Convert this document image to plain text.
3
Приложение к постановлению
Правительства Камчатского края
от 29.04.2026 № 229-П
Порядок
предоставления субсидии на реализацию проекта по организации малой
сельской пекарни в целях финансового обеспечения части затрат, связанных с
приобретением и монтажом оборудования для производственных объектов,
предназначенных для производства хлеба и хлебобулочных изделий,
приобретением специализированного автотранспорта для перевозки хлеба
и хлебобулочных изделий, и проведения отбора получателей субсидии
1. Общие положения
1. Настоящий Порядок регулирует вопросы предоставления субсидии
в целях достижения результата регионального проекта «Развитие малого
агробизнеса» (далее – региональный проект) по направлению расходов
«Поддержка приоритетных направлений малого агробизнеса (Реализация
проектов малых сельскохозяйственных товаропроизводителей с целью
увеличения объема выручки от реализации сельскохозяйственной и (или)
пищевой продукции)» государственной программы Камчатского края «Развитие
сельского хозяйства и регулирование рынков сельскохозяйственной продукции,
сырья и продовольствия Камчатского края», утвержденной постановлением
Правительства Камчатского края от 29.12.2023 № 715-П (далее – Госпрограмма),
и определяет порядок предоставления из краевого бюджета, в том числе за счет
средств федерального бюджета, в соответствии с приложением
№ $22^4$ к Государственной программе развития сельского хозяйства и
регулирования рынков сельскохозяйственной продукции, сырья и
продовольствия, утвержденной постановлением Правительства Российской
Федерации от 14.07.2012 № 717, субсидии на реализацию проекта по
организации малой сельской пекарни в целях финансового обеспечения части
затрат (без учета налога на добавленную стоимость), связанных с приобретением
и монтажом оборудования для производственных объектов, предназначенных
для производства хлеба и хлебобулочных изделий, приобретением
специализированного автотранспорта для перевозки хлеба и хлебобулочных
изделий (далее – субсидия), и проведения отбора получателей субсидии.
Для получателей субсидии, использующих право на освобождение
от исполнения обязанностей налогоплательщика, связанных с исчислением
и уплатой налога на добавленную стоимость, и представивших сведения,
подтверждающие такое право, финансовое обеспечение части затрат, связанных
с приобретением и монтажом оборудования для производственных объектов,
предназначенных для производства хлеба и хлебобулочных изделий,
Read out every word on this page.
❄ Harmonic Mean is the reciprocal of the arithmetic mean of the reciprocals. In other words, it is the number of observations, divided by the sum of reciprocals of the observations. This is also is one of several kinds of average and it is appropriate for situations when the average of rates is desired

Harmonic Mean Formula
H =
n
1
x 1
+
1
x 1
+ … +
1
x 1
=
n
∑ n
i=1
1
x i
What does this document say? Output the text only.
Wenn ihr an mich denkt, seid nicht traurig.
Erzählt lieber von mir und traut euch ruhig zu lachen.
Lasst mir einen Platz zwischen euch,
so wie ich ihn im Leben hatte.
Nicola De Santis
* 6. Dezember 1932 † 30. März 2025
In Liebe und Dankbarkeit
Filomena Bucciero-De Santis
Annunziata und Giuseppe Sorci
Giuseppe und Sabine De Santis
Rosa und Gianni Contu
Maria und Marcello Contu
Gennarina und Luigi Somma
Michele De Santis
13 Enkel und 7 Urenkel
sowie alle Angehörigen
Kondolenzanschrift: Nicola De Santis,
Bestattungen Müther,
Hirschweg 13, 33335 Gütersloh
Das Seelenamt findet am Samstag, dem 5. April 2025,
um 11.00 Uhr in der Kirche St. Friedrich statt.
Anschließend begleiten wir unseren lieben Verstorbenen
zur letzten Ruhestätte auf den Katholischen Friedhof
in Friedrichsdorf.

=======

[TASK DESCRIPTION]:
Transcribe each entry precisely, missing none.

[FINISHED EXERCISE]:
Convert this document image to plain text.
3
Приложение к постановлению
Правительства Камчатского края
от 29.04.2026 № 229-П
Порядок
предоставления субсидии на реализацию проекта по организации малой
сельской пекарни в целях финансового обеспечения части затрат, связанных с
приобретением и монтажом оборудования для производственных объектов,
предназначенных для производства хлеба и хлебобулочных изделий,
приобретением специализированного автотранспорта для перевозки хлеба
и хлебобулочных изделий, и проведения отбора получателей субсидии
1. Общие положения
1. Настоящий Порядок регулирует вопросы предоставления субсидии
в целях достижения результата регионального проекта «Развитие малого
агробизнеса» (далее – региональный проект) по направлению расходов
«Поддержка приоритетных направлений малого агробизнеса (Реализация
проектов малых сельскохозяйственных товаропроизводителей с целью
увеличения объема выручки от реализации сельскохозяйственной и (или)
пищевой продукции)» государственной программы Камчатского края «Развитие
сельского хозяйства и регулирование рынков сельскохозяйственной продукции,
сырья и продовольствия Камчатского края», утвержденной постановлением
Правительства Камчатского края от 29.12.2023 № 715-П (далее – Госпрограмма),
и определяет порядок предоставления из краевого бюджета, в том числе за счет
средств федерального бюджета, в соответствии с приложением
№ $22^4$ к Государственной программе развития сельского хозяйства и
регулирования рынков сельскохозяйственной продукции, сырья и
продовольствия, утвержденной постановлением Правительства Российской
Федерации от 14.07.2012 № 717, субсидии на реализацию проекта по
организации малой сельской пекарни в целях финансового обеспечения части
затрат (без учета налога на добавленную стоимость), связанных с приобретением
и монтажом оборудования для производственных объектов, предназначенных
для производства хлеба и хлебобулочных изделий, приобретением
специализированного автотранспорта для перевозки хлеба и хлебобулочных
изделий (далее – субсидия), и проведения отбора получателей субсидии.
Для получателей субсидии, использующих право на освобождение
от исполнения обязанностей налогоплательщика, связанных с исчислением
и уплатой налога на добавленную стоимость, и представивших сведения,
подтверждающие такое право, финансовое обеспечение части затрат, связанных
с приобретением и монтажом оборудования для производственных объектов,
предназначенных для производства хлеба и хлебобулочных изделий,
Read out every word on this page.
❄ Harmonic Mean is the reciprocal of the arithmetic mean of the reciprocals. In other words, it is the number of observations, divided by the sum of reciprocals of the observations. This is also is one of several kinds of average and it is appropriate for situations when the average of rates is desired

Harmonic Mean Formula
H =
n
1
x 1
+
1
x 1
+ … +
1
x 1
=
n
∑ n
i=1
1
x i
What does this document say? Output the text only.
Wenn ihr an mich denkt, seid nicht traurig.
Erzählt lieber von mir und traut euch ruhig zu lachen.
Lasst mir einen Platz zwischen euch,
so wie ich ihn im Leben hatte.
Nicola De Santis
* 6. Dezember 1932 † 30. März 2025
In Liebe und Dankbarkeit
Filomena Bucciero-De Santis
Annunziata und Giuseppe Sorci
Giuseppe und Sabine De Santis
Rosa und Gianni Contu
Maria und Marcello Contu
Gennarina und Luigi Somma
Michele De Santis
13 Enkel und 7 Urenkel
sowie alle Angehörigen
Kondolenzanschrift: Nicola De Santis,
Bestattungen Müther,
Hirschweg 13, 33335 Gütersloh
Das Seelenamt findet am Samstag, dem 5. April 2025,
um 11.00 Uhr in der Kirche St. Friedrich statt.
Anschließend begleiten wir unseren lieben Verstorbenen
zur letzten Ruhestätte auf den Katholischen Friedhof
in Friedrichsdorf.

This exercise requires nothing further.